WHAT TO WORK ON: Take the lines beginning at the one that has "city-skyline-decoration (900, 80, 1295, 360)" and stopping after the one that has "approved-scope-label: 批准范围: (128, 549, 215, 573)". Write out only those lines again, substituting "ornament" for "decoration" and leaving everything else unchanged.

DATASET:
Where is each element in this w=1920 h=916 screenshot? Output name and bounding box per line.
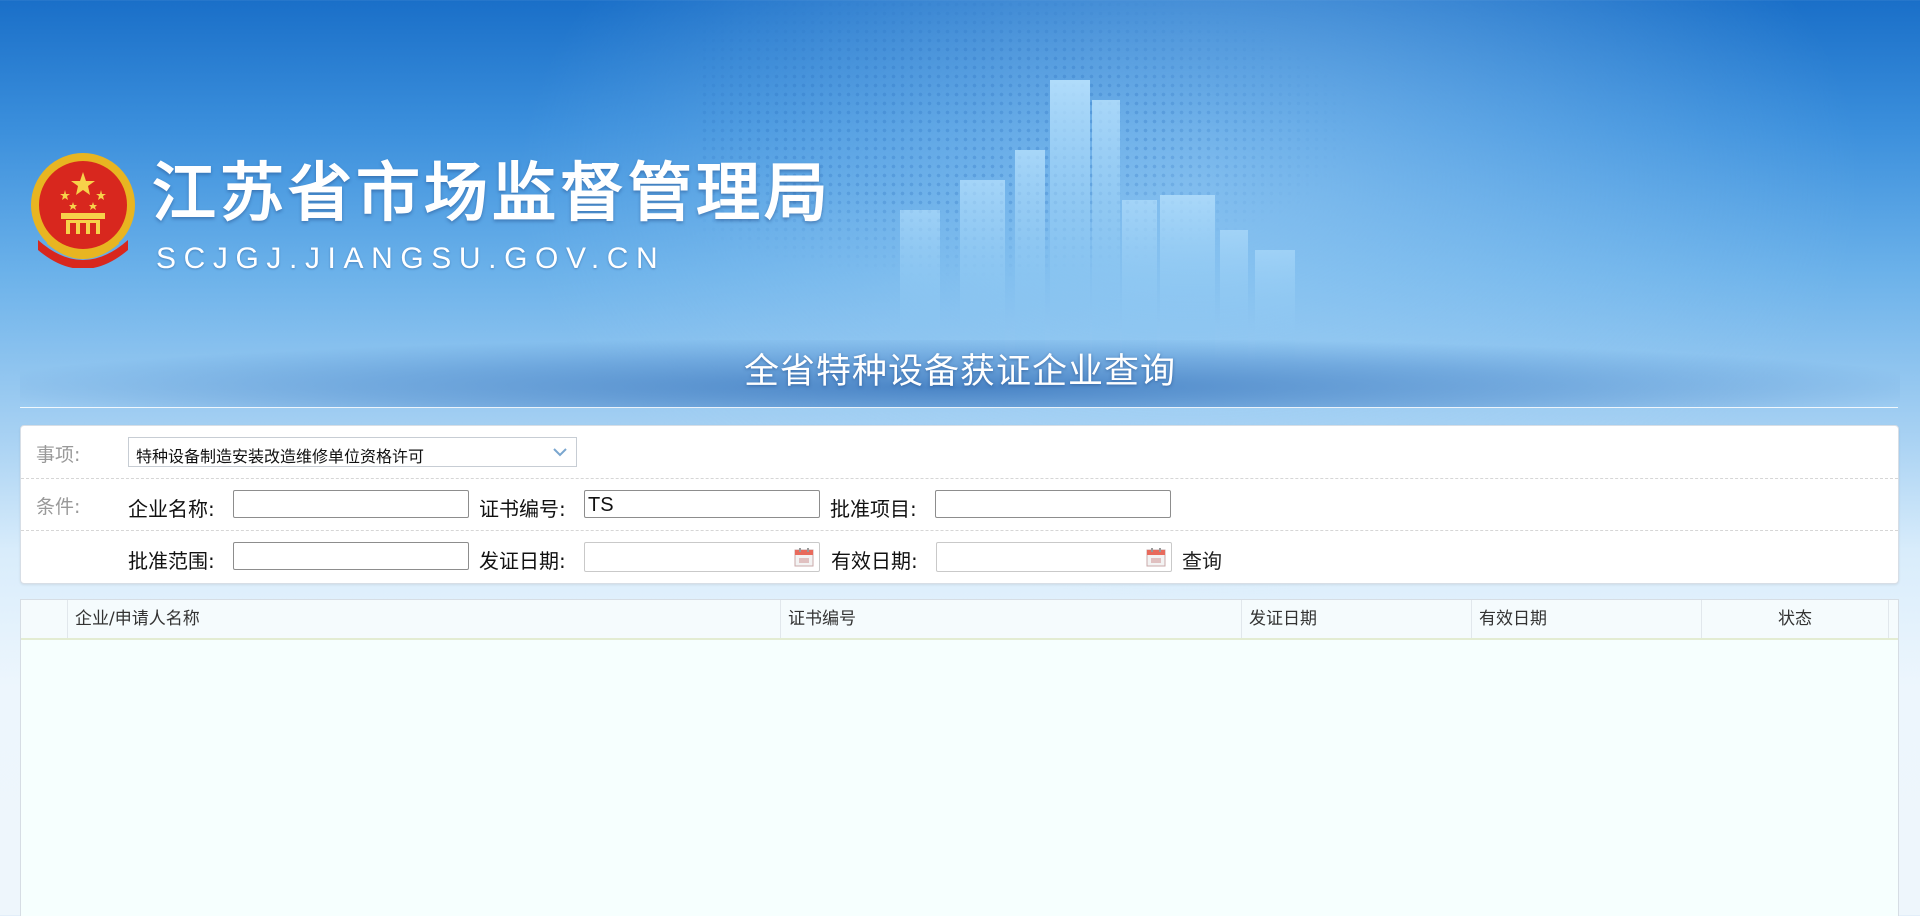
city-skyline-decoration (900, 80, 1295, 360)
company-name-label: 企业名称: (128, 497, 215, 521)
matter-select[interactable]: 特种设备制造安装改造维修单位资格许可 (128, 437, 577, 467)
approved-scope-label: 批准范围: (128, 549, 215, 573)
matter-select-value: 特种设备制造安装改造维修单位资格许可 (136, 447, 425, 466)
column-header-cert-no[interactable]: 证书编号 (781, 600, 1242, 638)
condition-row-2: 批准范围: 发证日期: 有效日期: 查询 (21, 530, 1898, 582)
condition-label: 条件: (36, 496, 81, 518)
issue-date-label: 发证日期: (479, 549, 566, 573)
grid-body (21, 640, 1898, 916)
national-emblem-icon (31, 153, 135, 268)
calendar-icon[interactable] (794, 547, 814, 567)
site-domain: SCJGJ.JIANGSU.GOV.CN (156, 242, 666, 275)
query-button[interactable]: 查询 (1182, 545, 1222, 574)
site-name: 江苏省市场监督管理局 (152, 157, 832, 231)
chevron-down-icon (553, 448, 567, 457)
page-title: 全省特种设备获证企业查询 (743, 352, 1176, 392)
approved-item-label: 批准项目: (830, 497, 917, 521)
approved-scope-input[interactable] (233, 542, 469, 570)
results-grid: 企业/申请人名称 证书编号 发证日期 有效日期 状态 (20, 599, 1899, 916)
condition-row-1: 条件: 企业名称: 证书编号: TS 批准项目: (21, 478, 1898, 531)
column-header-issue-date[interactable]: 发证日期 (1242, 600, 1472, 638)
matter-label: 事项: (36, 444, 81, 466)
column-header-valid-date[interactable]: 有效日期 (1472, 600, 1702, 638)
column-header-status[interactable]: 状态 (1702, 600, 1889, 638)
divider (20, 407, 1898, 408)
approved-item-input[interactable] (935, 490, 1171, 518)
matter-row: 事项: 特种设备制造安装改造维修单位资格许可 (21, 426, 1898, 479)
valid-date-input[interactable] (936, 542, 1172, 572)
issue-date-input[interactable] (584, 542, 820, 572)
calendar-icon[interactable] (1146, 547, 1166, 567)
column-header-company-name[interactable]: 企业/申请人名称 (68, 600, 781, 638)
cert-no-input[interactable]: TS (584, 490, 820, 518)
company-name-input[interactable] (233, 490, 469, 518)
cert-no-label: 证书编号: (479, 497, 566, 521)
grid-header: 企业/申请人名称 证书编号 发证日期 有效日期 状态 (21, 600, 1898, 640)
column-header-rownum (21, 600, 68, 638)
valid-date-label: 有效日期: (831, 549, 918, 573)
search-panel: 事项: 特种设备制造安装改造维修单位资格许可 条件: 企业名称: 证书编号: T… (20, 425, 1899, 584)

SOLUTION TO THE PROBLEM:
city-skyline-ornament (900, 80, 1295, 360)
company-name-label: 企业名称: (128, 497, 215, 521)
matter-select[interactable]: 特种设备制造安装改造维修单位资格许可 (128, 437, 577, 467)
approved-scope-label: 批准范围: (128, 549, 215, 573)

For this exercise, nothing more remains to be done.